• **Written task**
Tally up the lines below that include the word "dzieci". Answer with the number alone.

==== Data listing

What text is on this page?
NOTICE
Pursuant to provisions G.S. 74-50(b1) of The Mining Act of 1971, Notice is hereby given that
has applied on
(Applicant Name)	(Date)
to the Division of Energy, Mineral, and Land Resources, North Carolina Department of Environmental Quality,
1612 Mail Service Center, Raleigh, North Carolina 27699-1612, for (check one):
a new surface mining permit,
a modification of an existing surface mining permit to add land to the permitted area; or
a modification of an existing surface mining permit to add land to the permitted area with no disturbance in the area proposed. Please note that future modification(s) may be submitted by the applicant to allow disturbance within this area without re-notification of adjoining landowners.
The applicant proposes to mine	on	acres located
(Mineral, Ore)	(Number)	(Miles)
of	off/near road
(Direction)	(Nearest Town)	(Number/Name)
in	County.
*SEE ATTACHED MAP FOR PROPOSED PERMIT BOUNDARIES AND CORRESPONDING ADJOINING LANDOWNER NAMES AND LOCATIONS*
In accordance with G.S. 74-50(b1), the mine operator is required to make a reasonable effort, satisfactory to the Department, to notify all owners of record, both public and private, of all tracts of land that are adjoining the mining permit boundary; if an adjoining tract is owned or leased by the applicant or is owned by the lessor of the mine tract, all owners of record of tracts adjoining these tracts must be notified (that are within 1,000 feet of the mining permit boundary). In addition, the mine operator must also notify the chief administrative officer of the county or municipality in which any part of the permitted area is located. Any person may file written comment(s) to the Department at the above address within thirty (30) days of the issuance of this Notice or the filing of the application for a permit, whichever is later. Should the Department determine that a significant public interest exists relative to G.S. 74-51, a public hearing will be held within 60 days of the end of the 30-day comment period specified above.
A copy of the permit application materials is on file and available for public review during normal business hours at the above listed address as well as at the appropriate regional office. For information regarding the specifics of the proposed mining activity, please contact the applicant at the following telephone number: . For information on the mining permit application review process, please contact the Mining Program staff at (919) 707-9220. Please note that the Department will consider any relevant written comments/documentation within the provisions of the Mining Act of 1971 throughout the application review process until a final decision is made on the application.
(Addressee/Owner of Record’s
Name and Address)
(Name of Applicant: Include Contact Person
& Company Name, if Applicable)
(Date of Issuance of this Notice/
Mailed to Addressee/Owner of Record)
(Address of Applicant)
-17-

========
==== Data listing

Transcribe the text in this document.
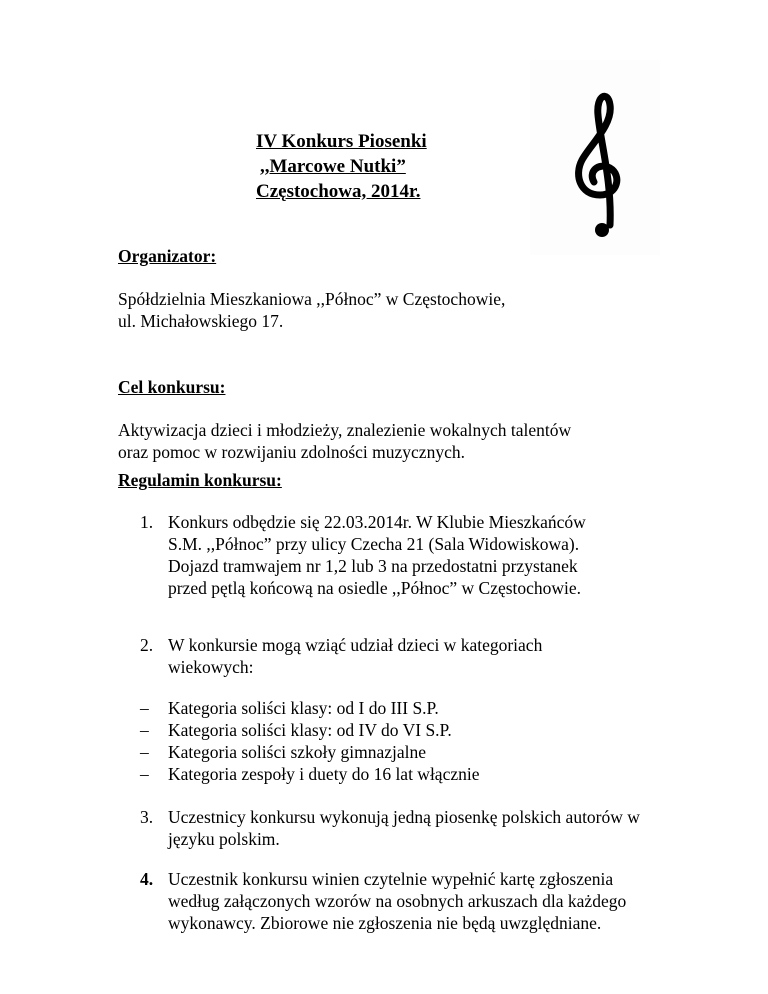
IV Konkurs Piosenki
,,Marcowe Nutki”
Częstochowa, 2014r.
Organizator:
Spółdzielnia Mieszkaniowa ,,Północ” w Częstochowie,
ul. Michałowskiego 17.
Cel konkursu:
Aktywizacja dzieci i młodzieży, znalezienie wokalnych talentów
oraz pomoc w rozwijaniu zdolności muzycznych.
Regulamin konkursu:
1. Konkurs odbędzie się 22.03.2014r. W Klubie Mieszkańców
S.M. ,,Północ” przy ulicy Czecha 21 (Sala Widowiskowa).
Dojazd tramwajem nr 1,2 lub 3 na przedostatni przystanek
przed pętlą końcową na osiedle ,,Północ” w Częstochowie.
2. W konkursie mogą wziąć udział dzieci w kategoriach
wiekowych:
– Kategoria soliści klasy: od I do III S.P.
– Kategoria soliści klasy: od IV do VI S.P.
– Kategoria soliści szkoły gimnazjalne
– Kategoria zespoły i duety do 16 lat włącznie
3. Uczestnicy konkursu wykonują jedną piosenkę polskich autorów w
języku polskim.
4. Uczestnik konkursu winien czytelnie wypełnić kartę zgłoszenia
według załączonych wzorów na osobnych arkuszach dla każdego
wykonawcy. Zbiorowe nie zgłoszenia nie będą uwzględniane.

========

• **Complete output**
2